§ TASK DATA:
__________________________________________________
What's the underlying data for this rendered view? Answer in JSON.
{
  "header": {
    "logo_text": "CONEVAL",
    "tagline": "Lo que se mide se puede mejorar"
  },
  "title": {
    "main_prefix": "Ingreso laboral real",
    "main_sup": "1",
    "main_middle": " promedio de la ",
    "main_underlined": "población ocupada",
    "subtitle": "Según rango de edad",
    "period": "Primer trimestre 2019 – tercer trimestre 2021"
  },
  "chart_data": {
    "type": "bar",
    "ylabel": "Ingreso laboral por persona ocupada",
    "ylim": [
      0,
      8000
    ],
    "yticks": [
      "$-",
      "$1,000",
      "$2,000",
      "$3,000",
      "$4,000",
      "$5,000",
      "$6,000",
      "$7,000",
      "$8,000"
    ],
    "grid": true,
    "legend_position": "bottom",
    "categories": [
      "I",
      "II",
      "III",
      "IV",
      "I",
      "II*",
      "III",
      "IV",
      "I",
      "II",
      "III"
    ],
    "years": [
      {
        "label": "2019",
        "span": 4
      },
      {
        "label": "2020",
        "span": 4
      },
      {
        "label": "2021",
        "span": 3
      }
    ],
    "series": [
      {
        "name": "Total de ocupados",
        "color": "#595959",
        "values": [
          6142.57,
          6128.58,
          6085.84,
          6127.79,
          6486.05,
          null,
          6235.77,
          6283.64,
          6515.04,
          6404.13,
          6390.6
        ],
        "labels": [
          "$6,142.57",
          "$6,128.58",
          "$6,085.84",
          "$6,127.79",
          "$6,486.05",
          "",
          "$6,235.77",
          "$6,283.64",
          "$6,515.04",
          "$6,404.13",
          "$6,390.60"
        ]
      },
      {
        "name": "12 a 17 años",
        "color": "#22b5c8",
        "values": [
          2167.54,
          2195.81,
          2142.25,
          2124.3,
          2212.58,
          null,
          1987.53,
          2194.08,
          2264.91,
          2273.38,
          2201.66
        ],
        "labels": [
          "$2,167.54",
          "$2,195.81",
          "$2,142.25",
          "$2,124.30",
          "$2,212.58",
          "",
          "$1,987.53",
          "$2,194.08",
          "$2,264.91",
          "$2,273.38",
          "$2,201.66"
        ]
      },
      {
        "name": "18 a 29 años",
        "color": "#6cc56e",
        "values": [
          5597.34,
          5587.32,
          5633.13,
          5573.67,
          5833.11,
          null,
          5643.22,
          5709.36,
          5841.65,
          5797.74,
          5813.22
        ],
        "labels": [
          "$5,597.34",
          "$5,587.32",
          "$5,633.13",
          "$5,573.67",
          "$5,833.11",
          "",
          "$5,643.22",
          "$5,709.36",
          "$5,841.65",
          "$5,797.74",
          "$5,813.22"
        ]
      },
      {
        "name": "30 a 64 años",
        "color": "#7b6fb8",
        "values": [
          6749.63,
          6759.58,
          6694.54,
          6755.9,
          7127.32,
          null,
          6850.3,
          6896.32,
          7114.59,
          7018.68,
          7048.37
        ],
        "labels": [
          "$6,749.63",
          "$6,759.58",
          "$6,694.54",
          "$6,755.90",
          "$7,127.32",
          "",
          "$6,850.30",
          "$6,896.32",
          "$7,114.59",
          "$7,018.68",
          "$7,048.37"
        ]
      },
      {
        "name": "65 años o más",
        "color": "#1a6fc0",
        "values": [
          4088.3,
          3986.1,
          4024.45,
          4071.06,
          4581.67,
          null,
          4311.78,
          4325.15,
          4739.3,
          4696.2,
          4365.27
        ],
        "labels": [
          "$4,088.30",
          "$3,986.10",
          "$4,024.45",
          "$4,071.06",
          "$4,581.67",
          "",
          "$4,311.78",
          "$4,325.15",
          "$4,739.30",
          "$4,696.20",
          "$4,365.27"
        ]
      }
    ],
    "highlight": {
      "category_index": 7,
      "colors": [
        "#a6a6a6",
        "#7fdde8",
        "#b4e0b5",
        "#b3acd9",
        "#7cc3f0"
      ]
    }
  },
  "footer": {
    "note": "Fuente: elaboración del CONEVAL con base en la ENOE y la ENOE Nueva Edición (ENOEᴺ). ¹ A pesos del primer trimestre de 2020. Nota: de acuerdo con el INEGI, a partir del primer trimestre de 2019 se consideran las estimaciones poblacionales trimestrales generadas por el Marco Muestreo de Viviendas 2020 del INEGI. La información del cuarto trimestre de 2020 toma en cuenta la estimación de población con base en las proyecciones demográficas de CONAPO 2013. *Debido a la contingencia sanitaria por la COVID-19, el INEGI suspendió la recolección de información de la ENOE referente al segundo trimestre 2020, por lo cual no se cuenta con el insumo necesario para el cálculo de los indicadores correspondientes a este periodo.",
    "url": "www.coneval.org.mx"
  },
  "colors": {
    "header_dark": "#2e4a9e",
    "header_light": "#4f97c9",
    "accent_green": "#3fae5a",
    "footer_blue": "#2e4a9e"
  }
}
__________________________________________________
§ GIVEN TASK: Transcribe the entire listing above precisely.

§ EXERCISE OUTPUT:
What's the underlying data for this rendered view? Answer in JSON.
{
  "header": {
    "logo_text": "CONEVAL",
    "tagline": "Lo que se mide se puede mejorar"
  },
  "title": {
    "main_prefix": "Ingreso laboral real",
    "main_sup": "1",
    "main_middle": " promedio de la ",
    "main_underlined": "población ocupada",
    "subtitle": "Según rango de edad",
    "period": "Primer trimestre 2019 – tercer trimestre 2021"
  },
  "chart_data": {
    "type": "bar",
    "ylabel": "Ingreso laboral por persona ocupada",
    "ylim": [
      0,
      8000
    ],
    "yticks": [
      "$-",
      "$1,000",
      "$2,000",
      "$3,000",
      "$4,000",
      "$5,000",
      "$6,000",
      "$7,000",
      "$8,000"
    ],
    "grid": true,
    "legend_position": "bottom",
    "categories": [
      "I",
      "II",
      "III",
      "IV",
      "I",
      "II*",
      "III",
      "IV",
      "I",
      "II",
      "III"
    ],
    "years": [
      {
        "label": "2019",
        "span": 4
      },
      {
        "label": "2020",
        "span": 4
      },
      {
        "label": "2021",
        "span": 3
      }
    ],
    "series": [
      {
        "name": "Total de ocupados",
        "color": "#595959",
        "values": [
          6142.57,
          6128.58,
          6085.84,
          6127.79,
          6486.05,
          null,
          6235.77,
          6283.64,
          6515.04,
          6404.13,
          6390.6
        ],
        "labels": [
          "$6,142.57",
          "$6,128.58",
          "$6,085.84",
          "$6,127.79",
          "$6,486.05",
          "",
          "$6,235.77",
          "$6,283.64",
          "$6,515.04",
          "$6,404.13",
          "$6,390.60"
        ]
      },
      {
        "name": "12 a 17 años",
        "color": "#22b5c8",
        "values": [
          2167.54,
          2195.81,
          2142.25,
          2124.3,
          2212.58,
          null,
          1987.53,
          2194.08,
          2264.91,
          2273.38,
          2201.66
        ],
        "labels": [
          "$2,167.54",
          "$2,195.81",
          "$2,142.25",
          "$2,124.30",
          "$2,212.58",
          "",
          "$1,987.53",
          "$2,194.08",
          "$2,264.91",
          "$2,273.38",
          "$2,201.66"
        ]
      },
      {
        "name": "18 a 29 años",
        "color": "#6cc56e",
        "values": [
          5597.34,
          5587.32,
          5633.13,
          5573.67,
          5833.11,
          null,
          5643.22,
          5709.36,
          5841.65,
          5797.74,
          5813.22
        ],
        "labels": [
          "$5,597.34",
          "$5,587.32",
          "$5,633.13",
          "$5,573.67",
          "$5,833.11",
          "",
          "$5,643.22",
          "$5,709.36",
          "$5,841.65",
          "$5,797.74",
          "$5,813.22"
        ]
      },
      {
        "name": "30 a 64 años",
        "color": "#7b6fb8",
        "values": [
          6749.63,
          6759.58,
          6694.54,
          6755.9,
          7127.32,
          null,
          6850.3,
          6896.32,
          7114.59,
          7018.68,
          7048.37
        ],
        "labels": [
          "$6,749.63",
          "$6,759.58",
          "$6,694.54",
          "$6,755.90",
          "$7,127.32",
          "",
          "$6,850.30",
          "$6,896.32",
          "$7,114.59",
          "$7,018.68",
          "$7,048.37"
        ]
      },
      {
        "name": "65 años o más",
        "color": "#1a6fc0",
        "values": [
          4088.3,
          3986.1,
          4024.45,
          4071.06,
          4581.67,
          null,
          4311.78,
          4325.15,
          4739.3,
          4696.2,
          4365.27
        ],
        "labels": [
          "$4,088.30",
          "$3,986.10",
          "$4,024.45",
          "$4,071.06",
          "$4,581.67",
          "",
          "$4,311.78",
          "$4,325.15",
          "$4,739.30",
          "$4,696.20",
          "$4,365.27"
        ]
      }
    ],
    "highlight": {
      "category_index": 7,
      "colors": [
        "#a6a6a6",
        "#7fdde8",
        "#b4e0b5",
        "#b3acd9",
        "#7cc3f0"
      ]
    }
  },
  "footer": {
    "note": "Fuente: elaboración del CONEVAL con base en la ENOE y la ENOE Nueva Edición (ENOEᴺ). ¹ A pesos del primer trimestre de 2020. Nota: de acuerdo con el INEGI, a partir del primer trimestre de 2019 se consideran las estimaciones poblacionales trimestrales generadas por el Marco Muestreo de Viviendas 2020 del INEGI. La información del cuarto trimestre de 2020 toma en cuenta la estimación de población con base en las proyecciones demográficas de CONAPO 2013. *Debido a la contingencia sanitaria por la COVID-19, el INEGI suspendió la recolección de información de la ENOE referente al segundo trimestre 2020, por lo cual no se cuenta con el insumo necesario para el cálculo de los indicadores correspondientes a este periodo.",
    "url": "www.coneval.org.mx"
  },
  "colors": {
    "header_dark": "#2e4a9e",
    "header_light": "#4f97c9",
    "accent_green": "#3fae5a",
    "footer_blue": "#2e4a9e"
  }
}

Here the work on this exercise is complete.